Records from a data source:

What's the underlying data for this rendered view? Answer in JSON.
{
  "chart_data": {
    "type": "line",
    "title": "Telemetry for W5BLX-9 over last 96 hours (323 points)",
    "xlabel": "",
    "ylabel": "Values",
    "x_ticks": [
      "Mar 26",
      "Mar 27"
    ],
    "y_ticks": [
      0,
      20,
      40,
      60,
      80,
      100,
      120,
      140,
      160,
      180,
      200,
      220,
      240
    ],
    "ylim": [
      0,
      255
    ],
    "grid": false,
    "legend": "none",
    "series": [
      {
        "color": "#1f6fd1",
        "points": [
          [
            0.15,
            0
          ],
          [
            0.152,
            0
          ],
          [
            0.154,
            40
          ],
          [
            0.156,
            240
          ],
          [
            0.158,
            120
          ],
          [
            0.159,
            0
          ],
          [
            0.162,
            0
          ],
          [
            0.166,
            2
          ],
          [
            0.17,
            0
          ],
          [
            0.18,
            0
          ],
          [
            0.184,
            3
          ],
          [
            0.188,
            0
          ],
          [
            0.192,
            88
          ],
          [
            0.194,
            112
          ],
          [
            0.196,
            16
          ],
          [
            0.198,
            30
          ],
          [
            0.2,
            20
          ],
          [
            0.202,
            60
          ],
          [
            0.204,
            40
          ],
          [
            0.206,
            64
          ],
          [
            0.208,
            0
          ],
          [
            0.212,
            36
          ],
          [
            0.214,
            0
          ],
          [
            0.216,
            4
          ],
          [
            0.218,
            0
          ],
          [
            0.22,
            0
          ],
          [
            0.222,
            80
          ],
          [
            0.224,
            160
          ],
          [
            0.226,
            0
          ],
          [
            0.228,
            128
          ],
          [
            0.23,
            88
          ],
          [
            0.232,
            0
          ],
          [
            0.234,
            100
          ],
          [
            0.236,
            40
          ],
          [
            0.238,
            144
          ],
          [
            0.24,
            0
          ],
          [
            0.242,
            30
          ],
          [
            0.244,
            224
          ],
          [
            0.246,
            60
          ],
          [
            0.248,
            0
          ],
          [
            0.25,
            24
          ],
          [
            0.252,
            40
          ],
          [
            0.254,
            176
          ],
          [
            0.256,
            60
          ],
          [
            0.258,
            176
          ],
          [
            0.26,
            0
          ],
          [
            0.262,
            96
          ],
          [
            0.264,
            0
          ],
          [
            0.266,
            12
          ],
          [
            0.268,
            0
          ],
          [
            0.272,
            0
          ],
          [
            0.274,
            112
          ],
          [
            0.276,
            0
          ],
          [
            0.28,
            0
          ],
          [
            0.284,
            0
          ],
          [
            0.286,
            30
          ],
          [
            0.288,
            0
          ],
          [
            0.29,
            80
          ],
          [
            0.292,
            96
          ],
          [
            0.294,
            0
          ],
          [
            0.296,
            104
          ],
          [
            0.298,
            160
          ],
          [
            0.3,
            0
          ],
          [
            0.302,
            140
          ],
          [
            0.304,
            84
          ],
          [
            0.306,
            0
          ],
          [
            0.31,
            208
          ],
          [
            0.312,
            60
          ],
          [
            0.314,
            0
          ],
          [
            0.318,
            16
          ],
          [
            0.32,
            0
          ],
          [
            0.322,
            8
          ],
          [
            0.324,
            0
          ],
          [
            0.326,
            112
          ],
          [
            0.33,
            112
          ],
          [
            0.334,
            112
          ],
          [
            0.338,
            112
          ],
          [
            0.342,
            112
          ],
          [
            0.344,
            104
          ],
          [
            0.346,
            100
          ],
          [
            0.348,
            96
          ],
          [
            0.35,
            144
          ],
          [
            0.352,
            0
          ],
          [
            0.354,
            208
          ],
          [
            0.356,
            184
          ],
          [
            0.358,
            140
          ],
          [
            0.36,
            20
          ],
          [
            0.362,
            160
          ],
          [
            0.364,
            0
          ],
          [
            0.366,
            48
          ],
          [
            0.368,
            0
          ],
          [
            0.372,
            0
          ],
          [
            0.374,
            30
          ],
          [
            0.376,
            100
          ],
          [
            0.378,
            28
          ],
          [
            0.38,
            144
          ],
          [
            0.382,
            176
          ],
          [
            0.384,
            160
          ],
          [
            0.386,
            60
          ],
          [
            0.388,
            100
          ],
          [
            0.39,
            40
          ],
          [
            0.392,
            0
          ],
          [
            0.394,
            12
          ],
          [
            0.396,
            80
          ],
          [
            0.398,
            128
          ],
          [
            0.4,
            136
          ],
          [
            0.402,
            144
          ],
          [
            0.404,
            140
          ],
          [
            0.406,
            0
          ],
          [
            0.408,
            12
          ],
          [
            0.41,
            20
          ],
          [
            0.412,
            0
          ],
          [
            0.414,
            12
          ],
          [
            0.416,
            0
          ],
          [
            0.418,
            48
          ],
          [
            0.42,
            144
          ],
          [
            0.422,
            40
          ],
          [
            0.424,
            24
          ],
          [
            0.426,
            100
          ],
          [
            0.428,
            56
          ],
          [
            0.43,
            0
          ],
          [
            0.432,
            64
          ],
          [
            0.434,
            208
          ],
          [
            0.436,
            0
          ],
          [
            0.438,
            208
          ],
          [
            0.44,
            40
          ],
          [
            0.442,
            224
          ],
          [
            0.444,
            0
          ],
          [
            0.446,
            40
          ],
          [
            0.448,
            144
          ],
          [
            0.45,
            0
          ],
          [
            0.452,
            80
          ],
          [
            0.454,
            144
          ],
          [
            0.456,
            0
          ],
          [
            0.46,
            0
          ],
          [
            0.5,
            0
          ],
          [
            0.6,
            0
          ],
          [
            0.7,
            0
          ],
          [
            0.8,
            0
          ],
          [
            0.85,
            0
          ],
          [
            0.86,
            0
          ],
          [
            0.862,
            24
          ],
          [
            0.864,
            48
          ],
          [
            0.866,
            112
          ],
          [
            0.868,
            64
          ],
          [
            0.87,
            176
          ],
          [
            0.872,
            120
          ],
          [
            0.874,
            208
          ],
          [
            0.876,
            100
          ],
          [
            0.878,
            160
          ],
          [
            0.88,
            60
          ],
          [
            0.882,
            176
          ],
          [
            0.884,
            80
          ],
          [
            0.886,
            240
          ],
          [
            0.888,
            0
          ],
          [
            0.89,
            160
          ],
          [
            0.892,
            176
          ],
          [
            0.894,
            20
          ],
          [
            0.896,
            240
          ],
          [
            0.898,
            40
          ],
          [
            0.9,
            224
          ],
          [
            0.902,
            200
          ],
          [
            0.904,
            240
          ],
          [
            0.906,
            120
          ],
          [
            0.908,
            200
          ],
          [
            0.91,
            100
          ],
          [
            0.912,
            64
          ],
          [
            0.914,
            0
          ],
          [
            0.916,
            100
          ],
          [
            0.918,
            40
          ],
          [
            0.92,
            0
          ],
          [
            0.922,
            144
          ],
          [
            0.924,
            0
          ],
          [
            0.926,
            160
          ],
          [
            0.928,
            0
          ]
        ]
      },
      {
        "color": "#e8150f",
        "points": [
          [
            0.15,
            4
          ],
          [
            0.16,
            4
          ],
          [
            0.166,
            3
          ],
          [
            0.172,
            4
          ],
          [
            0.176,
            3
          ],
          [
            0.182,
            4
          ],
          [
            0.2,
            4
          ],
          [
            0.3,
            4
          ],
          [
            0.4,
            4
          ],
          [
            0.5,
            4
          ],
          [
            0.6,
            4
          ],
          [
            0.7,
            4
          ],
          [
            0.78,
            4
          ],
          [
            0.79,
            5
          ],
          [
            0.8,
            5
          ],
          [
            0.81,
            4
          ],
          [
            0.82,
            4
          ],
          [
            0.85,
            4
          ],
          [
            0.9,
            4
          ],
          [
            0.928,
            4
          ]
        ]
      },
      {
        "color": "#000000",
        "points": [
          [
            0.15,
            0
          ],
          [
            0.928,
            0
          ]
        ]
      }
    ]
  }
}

Task details = Copy out all of the data exactly, leaving nothing out.

Expected answer =
What's the underlying data for this rendered view? Answer in JSON.
{
  "chart_data": {
    "type": "line",
    "title": "Telemetry for W5BLX-9 over last 96 hours (323 points)",
    "xlabel": "",
    "ylabel": "Values",
    "x_ticks": [
      "Mar 26",
      "Mar 27"
    ],
    "y_ticks": [
      0,
      20,
      40,
      60,
      80,
      100,
      120,
      140,
      160,
      180,
      200,
      220,
      240
    ],
    "ylim": [
      0,
      255
    ],
    "grid": false,
    "legend": "none",
    "series": [
      {
        "color": "#1f6fd1",
        "points": [
          [
            0.15,
            0
          ],
          [
            0.152,
            0
          ],
          [
            0.154,
            40
          ],
          [
            0.156,
            240
          ],
          [
            0.158,
            120
          ],
          [
            0.159,
            0
          ],
          [
            0.162,
            0
          ],
          [
            0.166,
            2
          ],
          [
            0.17,
            0
          ],
          [
            0.18,
            0
          ],
          [
            0.184,
            3
          ],
          [
            0.188,
            0
          ],
          [
            0.192,
            88
          ],
          [
            0.194,
            112
          ],
          [
            0.196,
            16
          ],
          [
            0.198,
            30
          ],
          [
            0.2,
            20
          ],
          [
            0.202,
            60
          ],
          [
            0.204,
            40
          ],
          [
            0.206,
            64
          ],
          [
            0.208,
            0
          ],
          [
            0.212,
            36
          ],
          [
            0.214,
            0
          ],
          [
            0.216,
            4
          ],
          [
            0.218,
            0
          ],
          [
            0.22,
            0
          ],
          [
            0.222,
            80
          ],
          [
            0.224,
            160
          ],
          [
            0.226,
            0
          ],
          [
            0.228,
            128
          ],
          [
            0.23,
            88
          ],
          [
            0.232,
            0
          ],
          [
            0.234,
            100
          ],
          [
            0.236,
            40
          ],
          [
            0.238,
            144
          ],
          [
            0.24,
            0
          ],
          [
            0.242,
            30
          ],
          [
            0.244,
            224
          ],
          [
            0.246,
            60
          ],
          [
            0.248,
            0
          ],
          [
            0.25,
            24
          ],
          [
            0.252,
            40
          ],
          [
            0.254,
            176
          ],
          [
            0.256,
            60
          ],
          [
            0.258,
            176
          ],
          [
            0.26,
            0
          ],
          [
            0.262,
            96
          ],
          [
            0.264,
            0
          ],
          [
            0.266,
            12
          ],
          [
            0.268,
            0
          ],
          [
            0.272,
            0
          ],
          [
            0.274,
            112
          ],
          [
            0.276,
            0
          ],
          [
            0.28,
            0
          ],
          [
            0.284,
            0
          ],
          [
            0.286,
            30
          ],
          [
            0.288,
            0
          ],
          [
            0.29,
            80
          ],
          [
            0.292,
            96
          ],
          [
            0.294,
            0
          ],
          [
            0.296,
            104
          ],
          [
            0.298,
            160
          ],
          [
            0.3,
            0
          ],
          [
            0.302,
            140
          ],
          [
            0.304,
            84
          ],
          [
            0.306,
            0
          ],
          [
            0.31,
            208
          ],
          [
            0.312,
            60
          ],
          [
            0.314,
            0
          ],
          [
            0.318,
            16
          ],
          [
            0.32,
            0
          ],
          [
            0.322,
            8
          ],
          [
            0.324,
            0
          ],
          [
            0.326,
            112
          ],
          [
            0.33,
            112
          ],
          [
            0.334,
            112
          ],
          [
            0.338,
            112
          ],
          [
            0.342,
            112
          ],
          [
            0.344,
            104
          ],
          [
            0.346,
            100
          ],
          [
            0.348,
            96
          ],
          [
            0.35,
            144
          ],
          [
            0.352,
            0
          ],
          [
            0.354,
            208
          ],
          [
            0.356,
            184
          ],
          [
            0.358,
            140
          ],
          [
            0.36,
            20
          ],
          [
            0.362,
            160
          ],
          [
            0.364,
            0
          ],
          [
            0.366,
            48
          ],
          [
            0.368,
            0
          ],
          [
            0.372,
            0
          ],
          [
            0.374,
            30
          ],
          [
            0.376,
            100
          ],
          [
            0.378,
            28
          ],
          [
            0.38,
            144
          ],
          [
            0.382,
            176
          ],
          [
            0.384,
            160
          ],
          [
            0.386,
            60
          ],
          [
            0.388,
            100
          ],
          [
            0.39,
            40
          ],
          [
            0.392,
            0
          ],
          [
            0.394,
            12
          ],
          [
            0.396,
            80
          ],
          [
            0.398,
            128
          ],
          [
            0.4,
            136
          ],
          [
            0.402,
            144
          ],
          [
            0.404,
            140
          ],
          [
            0.406,
            0
          ],
          [
            0.408,
            12
          ],
          [
            0.41,
            20
          ],
          [
            0.412,
            0
          ],
          [
            0.414,
            12
          ],
          [
            0.416,
            0
          ],
          [
            0.418,
            48
          ],
          [
            0.42,
            144
          ],
          [
            0.422,
            40
          ],
          [
            0.424,
            24
          ],
          [
            0.426,
            100
          ],
          [
            0.428,
            56
          ],
          [
            0.43,
            0
          ],
          [
            0.432,
            64
          ],
          [
            0.434,
            208
          ],
          [
            0.436,
            0
          ],
          [
            0.438,
            208
          ],
          [
            0.44,
            40
          ],
          [
            0.442,
            224
          ],
          [
            0.444,
            0
          ],
          [
            0.446,
            40
          ],
          [
            0.448,
            144
          ],
          [
            0.45,
            0
          ],
          [
            0.452,
            80
          ],
          [
            0.454,
            144
          ],
          [
            0.456,
            0
          ],
          [
            0.46,
            0
          ],
          [
            0.5,
            0
          ],
          [
            0.6,
            0
          ],
          [
            0.7,
            0
          ],
          [
            0.8,
            0
          ],
          [
            0.85,
            0
          ],
          [
            0.86,
            0
          ],
          [
            0.862,
            24
          ],
          [
            0.864,
            48
          ],
          [
            0.866,
            112
          ],
          [
            0.868,
            64
          ],
          [
            0.87,
            176
          ],
          [
            0.872,
            120
          ],
          [
            0.874,
            208
          ],
          [
            0.876,
            100
          ],
          [
            0.878,
            160
          ],
          [
            0.88,
            60
          ],
          [
            0.882,
            176
          ],
          [
            0.884,
            80
          ],
          [
            0.886,
            240
          ],
          [
            0.888,
            0
          ],
          [
            0.89,
            160
          ],
          [
            0.892,
            176
          ],
          [
            0.894,
            20
          ],
          [
            0.896,
            240
          ],
          [
            0.898,
            40
          ],
          [
            0.9,
            224
          ],
          [
            0.902,
            200
          ],
          [
            0.904,
            240
          ],
          [
            0.906,
            120
          ],
          [
            0.908,
            200
          ],
          [
            0.91,
            100
          ],
          [
            0.912,
            64
          ],
          [
            0.914,
            0
          ],
          [
            0.916,
            100
          ],
          [
            0.918,
            40
          ],
          [
            0.92,
            0
          ],
          [
            0.922,
            144
          ],
          [
            0.924,
            0
          ],
          [
            0.926,
            160
          ],
          [
            0.928,
            0
          ]
        ]
      },
      {
        "color": "#e8150f",
        "points": [
          [
            0.15,
            4
          ],
          [
            0.16,
            4
          ],
          [
            0.166,
            3
          ],
          [
            0.172,
            4
          ],
          [
            0.176,
            3
          ],
          [
            0.182,
            4
          ],
          [
            0.2,
            4
          ],
          [
            0.3,
            4
          ],
          [
            0.4,
            4
          ],
          [
            0.5,
            4
          ],
          [
            0.6,
            4
          ],
          [
            0.7,
            4
          ],
          [
            0.78,
            4
          ],
          [
            0.79,
            5
          ],
          [
            0.8,
            5
          ],
          [
            0.81,
            4
          ],
          [
            0.82,
            4
          ],
          [
            0.85,
            4
          ],
          [
            0.9,
            4
          ],
          [
            0.928,
            4
          ]
        ]
      },
      {
        "color": "#000000",
        "points": [
          [
            0.15,
            0
          ],
          [
            0.928,
            0
          ]
        ]
      }
    ]
  }
}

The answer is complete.